__Required task__
Below is a listing to transcribe in full and exactly; keep the pictures out.

__Raw records__
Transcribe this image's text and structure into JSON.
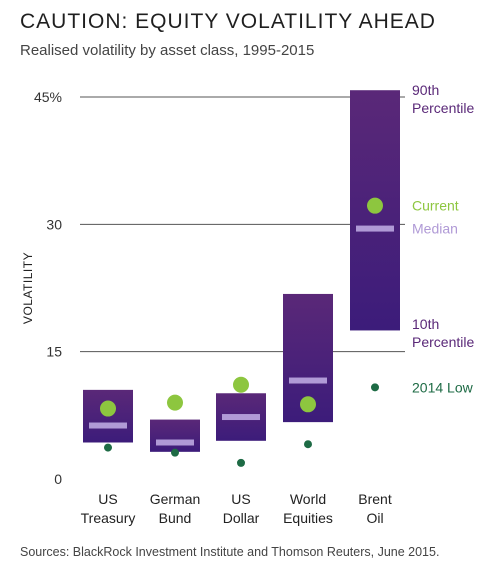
{
  "title": "CAUTION: EQUITY VOLATILITY AHEAD",
  "subtitle": "Realised volatility by asset class, 1995-2015",
  "source": "Sources: BlackRock Investment Institute and Thomson Reuters, June 2015.",
  "colors": {
    "bar_top": "#5a2878",
    "bar_bottom": "#3c1c7a",
    "median": "#b09ad6",
    "current": "#8dc63f",
    "low": "#1e6b45",
    "legend_percentile": "#5a2878",
    "grid": "#555555"
  },
  "chart_data": {
    "type": "range-bar",
    "ylabel": "VOLATILITY",
    "ylim": [
      0,
      45
    ],
    "y_ticks": [
      {
        "value": 0,
        "label": "0"
      },
      {
        "value": 15,
        "label": "15"
      },
      {
        "value": 30,
        "label": "30"
      },
      {
        "value": 45,
        "label": "45%"
      }
    ],
    "categories": [
      {
        "line1": "US",
        "line2": "Treasury",
        "p10": 4.3,
        "p90": 10.5,
        "median": 6.3,
        "current": 8.3,
        "low_2014": 3.7
      },
      {
        "line1": "German",
        "line2": "Bund",
        "p10": 3.2,
        "p90": 7.0,
        "median": 4.3,
        "current": 9.0,
        "low_2014": 3.1
      },
      {
        "line1": "US",
        "line2": "Dollar",
        "p10": 4.5,
        "p90": 10.1,
        "median": 7.3,
        "current": 11.1,
        "low_2014": 1.9
      },
      {
        "line1": "World",
        "line2": "Equities",
        "p10": 6.7,
        "p90": 21.8,
        "median": 11.6,
        "current": 8.8,
        "low_2014": 4.1
      },
      {
        "line1": "Brent",
        "line2": "Oil",
        "p10": 17.5,
        "p90": 45.8,
        "median": 29.5,
        "current": 32.2,
        "low_2014": 10.8
      }
    ],
    "legend": {
      "p90_line1": "90th",
      "p90_line2": "Percentile",
      "current": "Current",
      "median": "Median",
      "p10_line1": "10th",
      "p10_line2": "Percentile",
      "low": "2014 Low"
    }
  }
}
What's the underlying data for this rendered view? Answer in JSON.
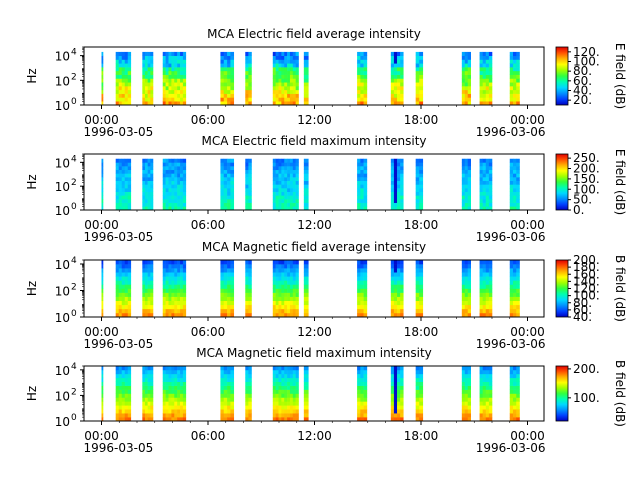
{
  "colormap": [
    "#0000c0",
    "#0040ff",
    "#0090ff",
    "#00d8ff",
    "#00ffb0",
    "#30ff40",
    "#a0ff00",
    "#ffff00",
    "#ffb000",
    "#ff5000",
    "#e00000"
  ],
  "chart_data": [
    {
      "type": "heatmap",
      "title": "MCA  Electric field average intensity",
      "ylabel": "Hz",
      "cbar_label": "E field (dB)",
      "ylim": [
        1,
        50000
      ],
      "yscale": "log",
      "y_ticks": [
        {
          "value": 1,
          "label": "10",
          "exp": "0"
        },
        {
          "value": 100,
          "label": "10",
          "exp": "2"
        },
        {
          "value": 10000,
          "label": "10",
          "exp": "4"
        }
      ],
      "x_ticks": [
        "00:00",
        "06:00",
        "12:00",
        "18:00",
        "00:00"
      ],
      "x_dates": [
        "1996-03-05",
        "1996-03-06"
      ],
      "cbar_range": [
        10,
        130
      ],
      "cbar_ticks": [
        {
          "value": 20,
          "label": "20."
        },
        {
          "value": 40,
          "label": "40."
        },
        {
          "value": 60,
          "label": "60."
        },
        {
          "value": 80,
          "label": "80."
        },
        {
          "value": 100,
          "label": "100."
        },
        {
          "value": 120,
          "label": "120."
        }
      ],
      "pattern": "efield_avg"
    },
    {
      "type": "heatmap",
      "title": "MCA  Electric field maximum intensity",
      "ylabel": "Hz",
      "cbar_label": "E field (dB)",
      "ylim": [
        1,
        50000
      ],
      "yscale": "log",
      "y_ticks": [
        {
          "value": 1,
          "label": "10",
          "exp": "0"
        },
        {
          "value": 100,
          "label": "10",
          "exp": "2"
        },
        {
          "value": 10000,
          "label": "10",
          "exp": "4"
        }
      ],
      "x_ticks": [
        "00:00",
        "06:00",
        "12:00",
        "18:00",
        "00:00"
      ],
      "x_dates": [
        "1996-03-05",
        "1996-03-06"
      ],
      "cbar_range": [
        0,
        270
      ],
      "cbar_ticks": [
        {
          "value": 0,
          "label": "0."
        },
        {
          "value": 50,
          "label": "50."
        },
        {
          "value": 100,
          "label": "100."
        },
        {
          "value": 150,
          "label": "150."
        },
        {
          "value": 200,
          "label": "200."
        },
        {
          "value": 250,
          "label": "250."
        }
      ],
      "pattern": "efield_max"
    },
    {
      "type": "heatmap",
      "title": "MCA  Magnetic field average intensity",
      "ylabel": "Hz",
      "cbar_label": "B field (dB)",
      "ylim": [
        1,
        20000
      ],
      "yscale": "log",
      "y_ticks": [
        {
          "value": 1,
          "label": "10",
          "exp": "0"
        },
        {
          "value": 100,
          "label": "10",
          "exp": "2"
        },
        {
          "value": 10000,
          "label": "10",
          "exp": "4"
        }
      ],
      "x_ticks": [
        "00:00",
        "06:00",
        "12:00",
        "18:00",
        "00:00"
      ],
      "x_dates": [
        "1996-03-05",
        "1996-03-06"
      ],
      "cbar_range": [
        40,
        200
      ],
      "cbar_ticks": [
        {
          "value": 40,
          "label": "40."
        },
        {
          "value": 60,
          "label": "60."
        },
        {
          "value": 80,
          "label": "80."
        },
        {
          "value": 100,
          "label": "100."
        },
        {
          "value": 120,
          "label": "120."
        },
        {
          "value": 140,
          "label": "140."
        },
        {
          "value": 160,
          "label": "160."
        },
        {
          "value": 180,
          "label": "180."
        },
        {
          "value": 200,
          "label": "200."
        }
      ],
      "pattern": "bfield_avg"
    },
    {
      "type": "heatmap",
      "title": "MCA  Magnetic field maximum intensity",
      "ylabel": "Hz",
      "cbar_label": "B field (dB)",
      "ylim": [
        1,
        20000
      ],
      "yscale": "log",
      "y_ticks": [
        {
          "value": 1,
          "label": "10",
          "exp": "0"
        },
        {
          "value": 100,
          "label": "10",
          "exp": "2"
        },
        {
          "value": 10000,
          "label": "10",
          "exp": "4"
        }
      ],
      "x_ticks": [
        "00:00",
        "06:00",
        "12:00",
        "18:00",
        "00:00"
      ],
      "x_dates": [
        "1996-03-05",
        "1996-03-06"
      ],
      "cbar_range": [
        20,
        210
      ],
      "cbar_ticks": [
        {
          "value": 100,
          "label": "100."
        },
        {
          "value": 200,
          "label": "200."
        }
      ],
      "pattern": "bfield_max"
    }
  ],
  "data_intervals_hours": [
    [
      0.0,
      0.06
    ],
    [
      0.8,
      1.65
    ],
    [
      2.3,
      2.9
    ],
    [
      3.45,
      4.75
    ],
    [
      6.7,
      7.45
    ],
    [
      8.1,
      8.45
    ],
    [
      9.65,
      11.1
    ],
    [
      11.4,
      11.65
    ],
    [
      14.4,
      14.95
    ],
    [
      16.3,
      17.0
    ],
    [
      17.7,
      18.1
    ],
    [
      20.3,
      20.8
    ],
    [
      21.3,
      22.0
    ],
    [
      23.0,
      23.55
    ]
  ]
}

__Reply to the exercise__
Transcribe this image's text and structure into JSON.
{
  "title": "CAUTION: EQUITY VOLATILITY AHEAD",
  "subtitle": "Realised volatility by asset class, 1995-2015",
  "source": "Sources: BlackRock Investment Institute and Thomson Reuters, June 2015.",
  "colors": {
    "bar_top": "#5a2878",
    "bar_bottom": "#3c1c7a",
    "median": "#b09ad6",
    "current": "#8dc63f",
    "low": "#1e6b45",
    "legend_percentile": "#5a2878",
    "grid": "#555555"
  },
  "chart_data": {
    "type": "range-bar",
    "ylabel": "VOLATILITY",
    "ylim": [
      0,
      45
    ],
    "y_ticks": [
      {
        "value": 0,
        "label": "0"
      },
      {
        "value": 15,
        "label": "15"
      },
      {
        "value": 30,
        "label": "30"
      },
      {
        "value": 45,
        "label": "45%"
      }
    ],
    "categories": [
      {
        "line1": "US",
        "line2": "Treasury",
        "p10": 4.3,
        "p90": 10.5,
        "median": 6.3,
        "current": 8.3,
        "low_2014": 3.7
      },
      {
        "line1": "German",
        "line2": "Bund",
        "p10": 3.2,
        "p90": 7.0,
        "median": 4.3,
        "current": 9.0,
        "low_2014": 3.1
      },
      {
        "line1": "US",
        "line2": "Dollar",
        "p10": 4.5,
        "p90": 10.1,
        "median": 7.3,
        "current": 11.1,
        "low_2014": 1.9
      },
      {
        "line1": "World",
        "line2": "Equities",
        "p10": 6.7,
        "p90": 21.8,
        "median": 11.6,
        "current": 8.8,
        "low_2014": 4.1
      },
      {
        "line1": "Brent",
        "line2": "Oil",
        "p10": 17.5,
        "p90": 45.8,
        "median": 29.5,
        "current": 32.2,
        "low_2014": 10.8
      }
    ],
    "legend": {
      "p90_line1": "90th",
      "p90_line2": "Percentile",
      "current": "Current",
      "median": "Median",
      "p10_line1": "10th",
      "p10_line2": "Percentile",
      "low": "2014 Low"
    }
  }
}
What's the underlying data for this rendered view? Answer in JSON.
{
  "colormap": [
    "#0000c0",
    "#0040ff",
    "#0090ff",
    "#00d8ff",
    "#00ffb0",
    "#30ff40",
    "#a0ff00",
    "#ffff00",
    "#ffb000",
    "#ff5000",
    "#e00000"
  ],
  "chart_data": [
    {
      "type": "heatmap",
      "title": "MCA  Electric field average intensity",
      "ylabel": "Hz",
      "cbar_label": "E field (dB)",
      "ylim": [
        1,
        50000
      ],
      "yscale": "log",
      "y_ticks": [
        {
          "value": 1,
          "label": "10",
          "exp": "0"
        },
        {
          "value": 100,
          "label": "10",
          "exp": "2"
        },
        {
          "value": 10000,
          "label": "10",
          "exp": "4"
        }
      ],
      "x_ticks": [
        "00:00",
        "06:00",
        "12:00",
        "18:00",
        "00:00"
      ],
      "x_dates": [
        "1996-03-05",
        "1996-03-06"
      ],
      "cbar_range": [
        10,
        130
      ],
      "cbar_ticks": [
        {
          "value": 20,
          "label": "20."
        },
        {
          "value": 40,
          "label": "40."
        },
        {
          "value": 60,
          "label": "60."
        },
        {
          "value": 80,
          "label": "80."
        },
        {
          "value": 100,
          "label": "100."
        },
        {
          "value": 120,
          "label": "120."
        }
      ],
      "pattern": "efield_avg"
    },
    {
      "type": "heatmap",
      "title": "MCA  Electric field maximum intensity",
      "ylabel": "Hz",
      "cbar_label": "E field (dB)",
      "ylim": [
        1,
        50000
      ],
      "yscale": "log",
      "y_ticks": [
        {
          "value": 1,
          "label": "10",
          "exp": "0"
        },
        {
          "value": 100,
          "label": "10",
          "exp": "2"
        },
        {
          "value": 10000,
          "label": "10",
          "exp": "4"
        }
      ],
      "x_ticks": [
        "00:00",
        "06:00",
        "12:00",
        "18:00",
        "00:00"
      ],
      "x_dates": [
        "1996-03-05",
        "1996-03-06"
      ],
      "cbar_range": [
        0,
        270
      ],
      "cbar_ticks": [
        {
          "value": 0,
          "label": "0."
        },
        {
          "value": 50,
          "label": "50."
        },
        {
          "value": 100,
          "label": "100."
        },
        {
          "value": 150,
          "label": "150."
        },
        {
          "value": 200,
          "label": "200."
        },
        {
          "value": 250,
          "label": "250."
        }
      ],
      "pattern": "efield_max"
    },
    {
      "type": "heatmap",
      "title": "MCA  Magnetic field average intensity",
      "ylabel": "Hz",
      "cbar_label": "B field (dB)",
      "ylim": [
        1,
        20000
      ],
      "yscale": "log",
      "y_ticks": [
        {
          "value": 1,
          "label": "10",
          "exp": "0"
        },
        {
          "value": 100,
          "label": "10",
          "exp": "2"
        },
        {
          "value": 10000,
          "label": "10",
          "exp": "4"
        }
      ],
      "x_ticks": [
        "00:00",
        "06:00",
        "12:00",
        "18:00",
        "00:00"
      ],
      "x_dates": [
        "1996-03-05",
        "1996-03-06"
      ],
      "cbar_range": [
        40,
        200
      ],
      "cbar_ticks": [
        {
          "value": 40,
          "label": "40."
        },
        {
          "value": 60,
          "label": "60."
        },
        {
          "value": 80,
          "label": "80."
        },
        {
          "value": 100,
          "label": "100."
        },
        {
          "value": 120,
          "label": "120."
        },
        {
          "value": 140,
          "label": "140."
        },
        {
          "value": 160,
          "label": "160."
        },
        {
          "value": 180,
          "label": "180."
        },
        {
          "value": 200,
          "label": "200."
        }
      ],
      "pattern": "bfield_avg"
    },
    {
      "type": "heatmap",
      "title": "MCA  Magnetic field maximum intensity",
      "ylabel": "Hz",
      "cbar_label": "B field (dB)",
      "ylim": [
        1,
        20000
      ],
      "yscale": "log",
      "y_ticks": [
        {
          "value": 1,
          "label": "10",
          "exp": "0"
        },
        {
          "value": 100,
          "label": "10",
          "exp": "2"
        },
        {
          "value": 10000,
          "label": "10",
          "exp": "4"
        }
      ],
      "x_ticks": [
        "00:00",
        "06:00",
        "12:00",
        "18:00",
        "00:00"
      ],
      "x_dates": [
        "1996-03-05",
        "1996-03-06"
      ],
      "cbar_range": [
        20,
        210
      ],
      "cbar_ticks": [
        {
          "value": 100,
          "label": "100."
        },
        {
          "value": 200,
          "label": "200."
        }
      ],
      "pattern": "bfield_max"
    }
  ],
  "data_intervals_hours": [
    [
      0.0,
      0.06
    ],
    [
      0.8,
      1.65
    ],
    [
      2.3,
      2.9
    ],
    [
      3.45,
      4.75
    ],
    [
      6.7,
      7.45
    ],
    [
      8.1,
      8.45
    ],
    [
      9.65,
      11.1
    ],
    [
      11.4,
      11.65
    ],
    [
      14.4,
      14.95
    ],
    [
      16.3,
      17.0
    ],
    [
      17.7,
      18.1
    ],
    [
      20.3,
      20.8
    ],
    [
      21.3,
      22.0
    ],
    [
      23.0,
      23.55
    ]
  ]
}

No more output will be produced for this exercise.